WRITTEN EXERCISE -> Pick out the lines below that include the string "name".

EXTRACTED INFORMATION ->

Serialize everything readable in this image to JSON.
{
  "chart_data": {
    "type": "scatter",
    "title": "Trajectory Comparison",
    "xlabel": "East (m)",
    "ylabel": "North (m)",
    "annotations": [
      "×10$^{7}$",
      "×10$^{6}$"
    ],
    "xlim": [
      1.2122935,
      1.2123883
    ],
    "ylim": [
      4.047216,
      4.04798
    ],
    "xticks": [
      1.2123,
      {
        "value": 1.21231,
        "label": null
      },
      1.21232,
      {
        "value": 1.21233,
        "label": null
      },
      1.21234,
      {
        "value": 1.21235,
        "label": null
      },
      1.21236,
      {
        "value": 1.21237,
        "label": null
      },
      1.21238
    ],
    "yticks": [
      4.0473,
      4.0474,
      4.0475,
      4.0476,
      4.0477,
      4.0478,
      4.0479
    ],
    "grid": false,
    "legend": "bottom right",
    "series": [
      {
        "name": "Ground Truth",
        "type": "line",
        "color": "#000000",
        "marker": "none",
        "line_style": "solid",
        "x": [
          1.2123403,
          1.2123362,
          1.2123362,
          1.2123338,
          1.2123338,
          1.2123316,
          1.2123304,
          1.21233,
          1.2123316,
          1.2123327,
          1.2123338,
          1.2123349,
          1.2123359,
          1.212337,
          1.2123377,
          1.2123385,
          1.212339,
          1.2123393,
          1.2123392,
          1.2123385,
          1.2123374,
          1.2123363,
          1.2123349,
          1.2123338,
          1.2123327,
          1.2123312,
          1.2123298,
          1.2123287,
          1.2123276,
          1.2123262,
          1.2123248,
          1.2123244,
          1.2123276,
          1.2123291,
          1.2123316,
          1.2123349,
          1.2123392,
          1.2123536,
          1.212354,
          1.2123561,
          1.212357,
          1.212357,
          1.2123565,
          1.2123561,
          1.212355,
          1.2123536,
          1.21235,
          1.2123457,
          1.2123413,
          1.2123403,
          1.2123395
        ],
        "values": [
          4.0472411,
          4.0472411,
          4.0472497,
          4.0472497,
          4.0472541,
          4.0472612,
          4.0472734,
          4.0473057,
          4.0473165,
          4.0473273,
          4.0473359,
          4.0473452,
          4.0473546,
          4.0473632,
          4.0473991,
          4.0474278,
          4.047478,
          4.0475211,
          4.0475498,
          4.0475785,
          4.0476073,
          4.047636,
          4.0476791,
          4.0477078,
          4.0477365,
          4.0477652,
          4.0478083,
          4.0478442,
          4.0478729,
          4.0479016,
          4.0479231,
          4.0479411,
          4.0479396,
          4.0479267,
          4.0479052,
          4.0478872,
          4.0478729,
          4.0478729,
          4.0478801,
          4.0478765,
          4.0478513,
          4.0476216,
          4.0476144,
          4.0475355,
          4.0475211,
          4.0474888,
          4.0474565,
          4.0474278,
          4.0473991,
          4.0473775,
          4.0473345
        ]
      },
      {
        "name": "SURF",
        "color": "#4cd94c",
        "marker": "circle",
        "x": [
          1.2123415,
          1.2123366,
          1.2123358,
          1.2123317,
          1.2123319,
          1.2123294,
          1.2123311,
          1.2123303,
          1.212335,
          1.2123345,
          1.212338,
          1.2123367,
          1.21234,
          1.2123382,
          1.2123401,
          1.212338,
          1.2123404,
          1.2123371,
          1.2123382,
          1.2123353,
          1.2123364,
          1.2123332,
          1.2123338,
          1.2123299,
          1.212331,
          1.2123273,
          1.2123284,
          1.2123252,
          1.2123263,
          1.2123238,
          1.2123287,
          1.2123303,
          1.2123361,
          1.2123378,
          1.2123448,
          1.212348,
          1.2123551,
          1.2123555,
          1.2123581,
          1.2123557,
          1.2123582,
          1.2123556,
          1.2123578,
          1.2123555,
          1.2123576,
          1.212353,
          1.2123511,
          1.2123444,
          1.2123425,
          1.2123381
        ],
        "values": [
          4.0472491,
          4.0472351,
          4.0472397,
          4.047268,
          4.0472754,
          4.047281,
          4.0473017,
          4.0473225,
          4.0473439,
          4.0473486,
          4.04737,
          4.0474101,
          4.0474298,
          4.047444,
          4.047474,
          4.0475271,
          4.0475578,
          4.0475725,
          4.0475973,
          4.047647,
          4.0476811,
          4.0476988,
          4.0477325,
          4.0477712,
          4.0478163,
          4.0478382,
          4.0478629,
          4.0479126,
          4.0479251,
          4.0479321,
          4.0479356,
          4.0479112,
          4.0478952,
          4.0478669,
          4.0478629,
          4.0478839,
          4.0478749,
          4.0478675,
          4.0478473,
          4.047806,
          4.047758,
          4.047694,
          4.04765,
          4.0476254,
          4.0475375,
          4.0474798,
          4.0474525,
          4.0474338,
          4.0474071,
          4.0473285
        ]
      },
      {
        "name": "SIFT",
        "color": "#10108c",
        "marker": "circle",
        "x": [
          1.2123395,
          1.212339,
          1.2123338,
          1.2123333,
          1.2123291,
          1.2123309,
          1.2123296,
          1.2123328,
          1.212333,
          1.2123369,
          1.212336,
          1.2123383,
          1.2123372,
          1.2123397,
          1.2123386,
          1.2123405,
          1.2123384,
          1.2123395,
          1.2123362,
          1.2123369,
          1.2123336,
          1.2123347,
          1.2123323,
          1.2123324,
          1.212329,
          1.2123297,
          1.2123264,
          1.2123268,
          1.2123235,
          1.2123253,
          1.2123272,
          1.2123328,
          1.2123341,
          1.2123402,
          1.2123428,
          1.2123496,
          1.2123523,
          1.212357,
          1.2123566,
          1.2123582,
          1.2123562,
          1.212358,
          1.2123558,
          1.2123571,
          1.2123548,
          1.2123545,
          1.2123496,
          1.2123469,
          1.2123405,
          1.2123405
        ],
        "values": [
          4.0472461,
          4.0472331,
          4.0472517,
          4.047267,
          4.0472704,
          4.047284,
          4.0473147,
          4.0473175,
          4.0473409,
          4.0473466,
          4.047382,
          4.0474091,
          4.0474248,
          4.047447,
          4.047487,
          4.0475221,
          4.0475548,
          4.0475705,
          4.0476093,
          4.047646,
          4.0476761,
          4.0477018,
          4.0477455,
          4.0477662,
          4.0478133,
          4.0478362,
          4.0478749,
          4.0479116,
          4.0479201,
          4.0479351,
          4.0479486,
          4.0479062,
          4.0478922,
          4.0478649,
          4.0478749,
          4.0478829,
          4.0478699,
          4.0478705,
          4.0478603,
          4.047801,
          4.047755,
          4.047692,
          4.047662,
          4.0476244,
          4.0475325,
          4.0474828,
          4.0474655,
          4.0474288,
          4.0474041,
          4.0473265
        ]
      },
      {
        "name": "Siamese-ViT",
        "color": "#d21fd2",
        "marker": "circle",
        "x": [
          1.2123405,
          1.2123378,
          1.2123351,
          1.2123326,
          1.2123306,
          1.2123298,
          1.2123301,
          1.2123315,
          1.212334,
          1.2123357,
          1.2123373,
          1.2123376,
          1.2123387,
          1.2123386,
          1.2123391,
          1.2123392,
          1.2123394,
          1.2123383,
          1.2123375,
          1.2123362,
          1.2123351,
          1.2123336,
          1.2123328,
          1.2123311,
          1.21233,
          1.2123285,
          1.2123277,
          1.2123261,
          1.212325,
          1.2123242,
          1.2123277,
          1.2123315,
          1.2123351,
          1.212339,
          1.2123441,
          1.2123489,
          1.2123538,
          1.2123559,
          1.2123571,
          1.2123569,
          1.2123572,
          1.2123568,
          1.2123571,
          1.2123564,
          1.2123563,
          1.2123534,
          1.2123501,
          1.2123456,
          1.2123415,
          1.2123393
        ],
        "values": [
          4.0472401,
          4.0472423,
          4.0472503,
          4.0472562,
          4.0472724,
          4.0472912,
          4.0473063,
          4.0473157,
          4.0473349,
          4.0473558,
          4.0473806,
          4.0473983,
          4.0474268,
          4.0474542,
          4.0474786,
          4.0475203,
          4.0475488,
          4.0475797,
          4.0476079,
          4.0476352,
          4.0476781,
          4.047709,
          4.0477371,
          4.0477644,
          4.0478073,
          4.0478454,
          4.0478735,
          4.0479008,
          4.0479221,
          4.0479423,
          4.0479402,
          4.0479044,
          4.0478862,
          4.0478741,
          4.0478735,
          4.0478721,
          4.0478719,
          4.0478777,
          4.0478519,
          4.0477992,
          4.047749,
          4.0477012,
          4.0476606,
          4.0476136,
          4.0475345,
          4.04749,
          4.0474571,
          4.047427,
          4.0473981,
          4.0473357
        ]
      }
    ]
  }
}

FULL OUTPUT ->
        "name": "Ground Truth",
        "name": "SURF",
        "name": "SIFT",
        "name": "Siamese-ViT",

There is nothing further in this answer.